[Start DATA ENTRIES]

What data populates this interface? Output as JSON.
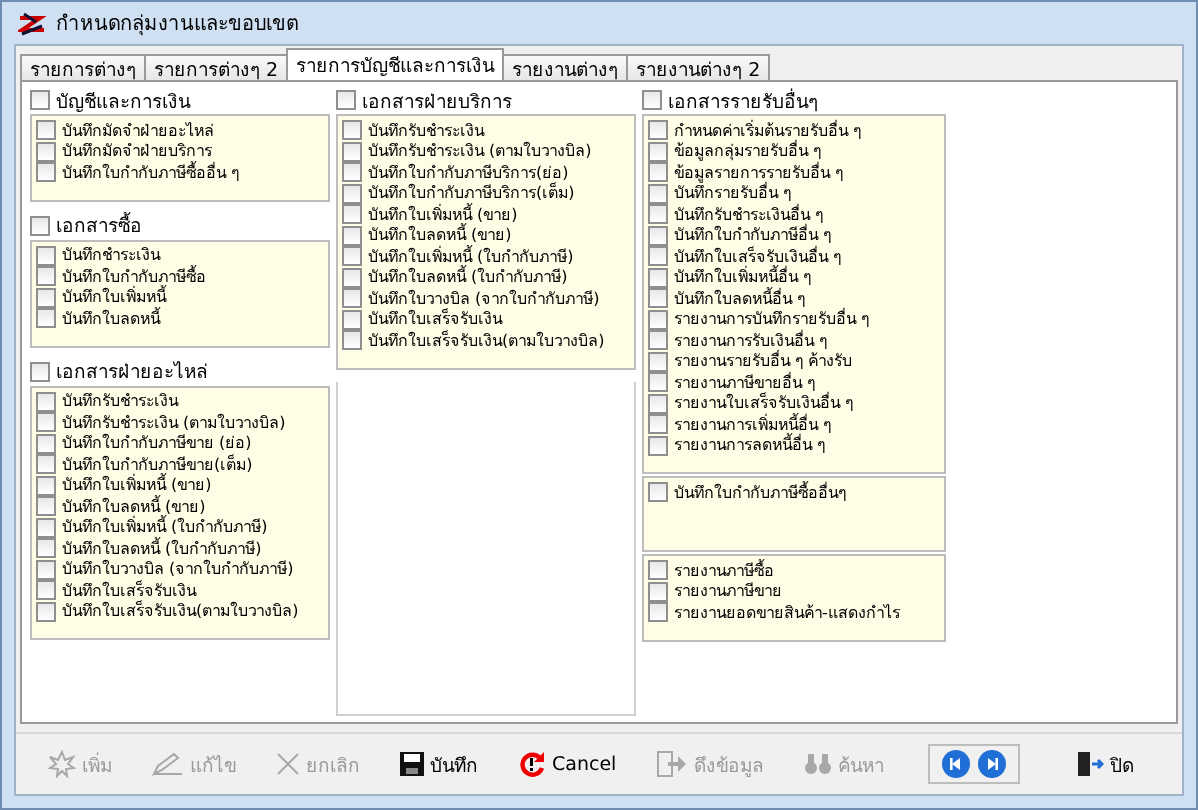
{
  "window": {
    "title": "กำหนดกลุ่มงานและขอบเขต"
  },
  "tabs": [
    {
      "label": "รายการต่างๆ",
      "selected": false
    },
    {
      "label": "รายการต่างๆ 2",
      "selected": false
    },
    {
      "label": "รายการบัญชีและการเงิน",
      "selected": true
    },
    {
      "label": "รายงานต่างๆ",
      "selected": false
    },
    {
      "label": "รายงานต่างๆ 2",
      "selected": false
    }
  ],
  "columns": [
    {
      "groups": [
        {
          "label": "บัญชีและการเงิน",
          "checked": false,
          "boxes": [
            {
              "items": [
                {
                  "label": "บันทึกมัดจำฝ่ายอะไหล่",
                  "checked": false
                },
                {
                  "label": "บันทึกมัดจำฝ่ายบริการ",
                  "checked": false
                },
                {
                  "label": "บันทึกใบกำกับภาษีซื้ออื่น ๆ",
                  "checked": false
                }
              ]
            }
          ]
        },
        {
          "label": "เอกสารซื้อ",
          "checked": false,
          "boxes": [
            {
              "items": [
                {
                  "label": "บันทึกชำระเงิน",
                  "checked": false
                },
                {
                  "label": "บันทึกใบกำกับภาษีซื้อ",
                  "checked": false
                },
                {
                  "label": "บันทึกใบเพิ่มหนี้",
                  "checked": false
                },
                {
                  "label": "บันทึกใบลดหนี้",
                  "checked": false
                }
              ]
            }
          ]
        },
        {
          "label": "เอกสารฝ่ายอะไหล่",
          "checked": false,
          "boxes": [
            {
              "items": [
                {
                  "label": "บันทึกรับชำระเงิน",
                  "checked": false
                },
                {
                  "label": "บันทึกรับชำระเงิน (ตามใบวางบิล)",
                  "checked": false
                },
                {
                  "label": "บันทึกใบกำกับภาษีขาย (ย่อ)",
                  "checked": false
                },
                {
                  "label": "บันทึกใบกำกับภาษีขาย(เต็ม)",
                  "checked": false
                },
                {
                  "label": "บันทึกใบเพิ่มหนี้ (ขาย)",
                  "checked": false
                },
                {
                  "label": "บันทึกใบลดหนี้ (ขาย)",
                  "checked": false
                },
                {
                  "label": "บันทึกใบเพิ่มหนี้ (ใบกำกับภาษี)",
                  "checked": false
                },
                {
                  "label": "บันทึกใบลดหนี้ (ใบกำกับภาษี)",
                  "checked": false
                },
                {
                  "label": "บันทึกใบวางบิล (จากใบกำกับภาษี)",
                  "checked": false
                },
                {
                  "label": "บันทึกใบเสร็จรับเงิน",
                  "checked": false
                },
                {
                  "label": "บันทึกใบเสร็จรับเงิน(ตามใบวางบิล)",
                  "checked": false
                }
              ]
            }
          ]
        }
      ]
    },
    {
      "groups": [
        {
          "label": "เอกสารฝ่ายบริการ",
          "checked": false,
          "boxes": [
            {
              "items": [
                {
                  "label": "บันทึกรับชำระเงิน",
                  "checked": false
                },
                {
                  "label": "บันทึกรับชำระเงิน (ตามใบวางบิล)",
                  "checked": false
                },
                {
                  "label": "บันทึกใบกำกับภาษีบริการ(ย่อ)",
                  "checked": false
                },
                {
                  "label": "บันทึกใบกำกับภาษีบริการ(เต็ม)",
                  "checked": false
                },
                {
                  "label": "บันทึกใบเพิ่มหนี้ (ขาย)",
                  "checked": false
                },
                {
                  "label": "บันทึกใบลดหนี้ (ขาย)",
                  "checked": false
                },
                {
                  "label": "บันทึกใบเพิ่มหนี้ (ใบกำกับภาษี)",
                  "checked": false
                },
                {
                  "label": "บันทึกใบลดหนี้ (ใบกำกับภาษี)",
                  "checked": false
                },
                {
                  "label": "บันทึกใบวางบิล (จากใบกำกับภาษี)",
                  "checked": false
                },
                {
                  "label": "บันทึกใบเสร็จรับเงิน",
                  "checked": false
                },
                {
                  "label": "บันทึกใบเสร็จรับเงิน(ตามใบวางบิล)",
                  "checked": false
                }
              ]
            }
          ]
        }
      ]
    },
    {
      "groups": [
        {
          "label": "เอกสารรายรับอื่นๆ",
          "checked": false,
          "boxes": [
            {
              "items": [
                {
                  "label": "กำหนดค่าเริ่มต้นรายรับอื่น ๆ",
                  "checked": false
                },
                {
                  "label": "ข้อมูลกลุ่มรายรับอื่น ๆ",
                  "checked": false
                },
                {
                  "label": "ข้อมูลรายการรายรับอื่น ๆ",
                  "checked": false
                },
                {
                  "label": "บันทึกรายรับอื่น ๆ",
                  "checked": false
                },
                {
                  "label": "บันทึกรับชำระเงินอื่น ๆ",
                  "checked": false
                },
                {
                  "label": "บันทึกใบกำกับภาษีอื่น ๆ",
                  "checked": false
                },
                {
                  "label": "บันทึกใบเสร็จรับเงินอื่น ๆ",
                  "checked": false
                },
                {
                  "label": "บันทึกใบเพิ่มหนี้อื่น ๆ",
                  "checked": false
                },
                {
                  "label": "บันทึกใบลดหนี้อื่น ๆ",
                  "checked": false
                },
                {
                  "label": "รายงานการบันทึกรายรับอื่น ๆ",
                  "checked": false
                },
                {
                  "label": "รายงานการรับเงินอื่น ๆ",
                  "checked": false
                },
                {
                  "label": "รายงานรายรับอื่น ๆ ค้างรับ",
                  "checked": false
                },
                {
                  "label": "รายงานภาษีขายอื่น ๆ",
                  "checked": false
                },
                {
                  "label": "รายงานใบเสร็จรับเงินอื่น ๆ",
                  "checked": false
                },
                {
                  "label": "รายงานการเพิ่มหนี้อื่น ๆ",
                  "checked": false
                },
                {
                  "label": "รายงานการลดหนี้อื่น ๆ",
                  "checked": false
                }
              ]
            },
            {
              "items": [
                {
                  "label": "บันทึกใบกำกับภาษีซื้ออื่นๆ",
                  "checked": false
                }
              ]
            },
            {
              "items": [
                {
                  "label": "รายงานภาษีซื้อ",
                  "checked": false
                },
                {
                  "label": "รายงานภาษีขาย",
                  "checked": false
                },
                {
                  "label": "รายงานยอดขายสินค้า-แสดงกำไร",
                  "checked": false
                }
              ]
            }
          ]
        }
      ]
    }
  ],
  "toolbar": [
    {
      "kind": "add",
      "label": "เพิ่ม",
      "disabled": true
    },
    {
      "kind": "edit",
      "label": "แก้ไข",
      "disabled": true
    },
    {
      "kind": "remove",
      "label": "ยกเลิก",
      "disabled": true
    },
    {
      "kind": "save",
      "label": "บันทึก",
      "disabled": false
    },
    {
      "kind": "undo",
      "label": "Cancel",
      "disabled": false
    },
    {
      "kind": "fetch",
      "label": "ดึงข้อมูล",
      "disabled": true
    },
    {
      "kind": "find",
      "label": "ค้นหา",
      "disabled": true
    }
  ],
  "nav": [
    {
      "kind": "prev"
    },
    {
      "kind": "next"
    }
  ],
  "close_button": {
    "label": "ปิด"
  }
}
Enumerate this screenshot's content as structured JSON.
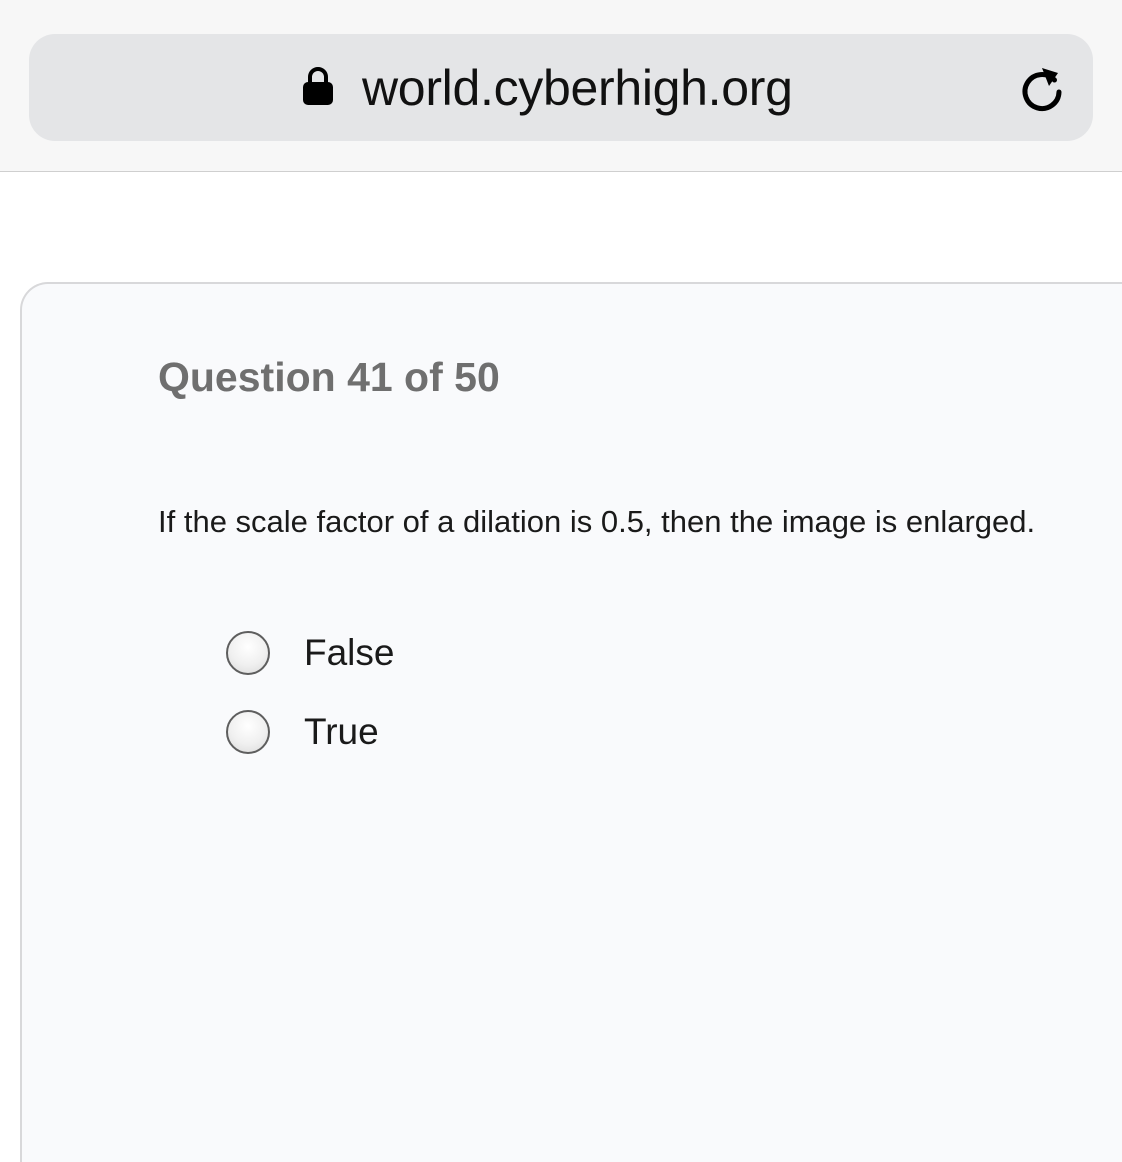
{
  "browser": {
    "url": "world.cyberhigh.org",
    "lock_icon": "lock-icon",
    "reload_icon": "reload-icon"
  },
  "quiz": {
    "header": "Question 41 of 50",
    "question": "If the scale factor of a dilation is 0.5, then the image is enlarged.",
    "options": [
      {
        "label": "False",
        "selected": false
      },
      {
        "label": "True",
        "selected": false
      }
    ]
  },
  "colors": {
    "header_text": "#6f6f6f",
    "card_background": "#f9fafc",
    "address_field": "#e4e5e7"
  }
}
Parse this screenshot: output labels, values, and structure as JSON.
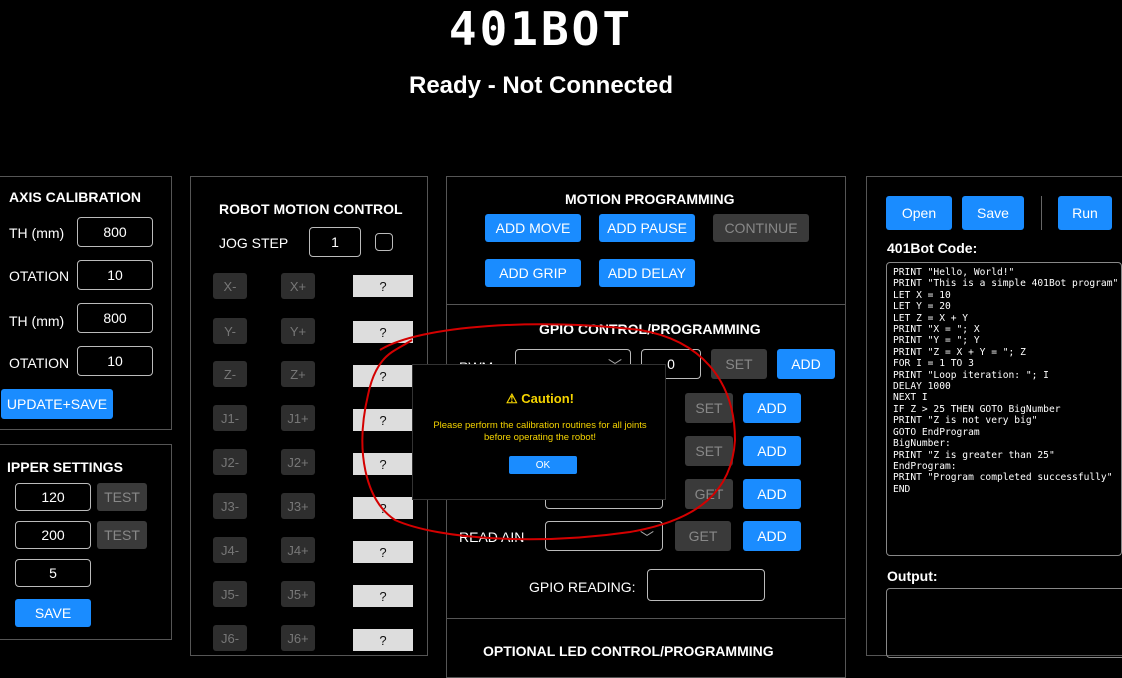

[End DATA ENTRIES]

# [AIM OF THE TASK]
Gather each line of the records holding the string "รายงานต".

# [EXERCISE OUTPUT]
      "label": "รายงานต่างๆ",
      "label": "รายงานต่างๆ 2",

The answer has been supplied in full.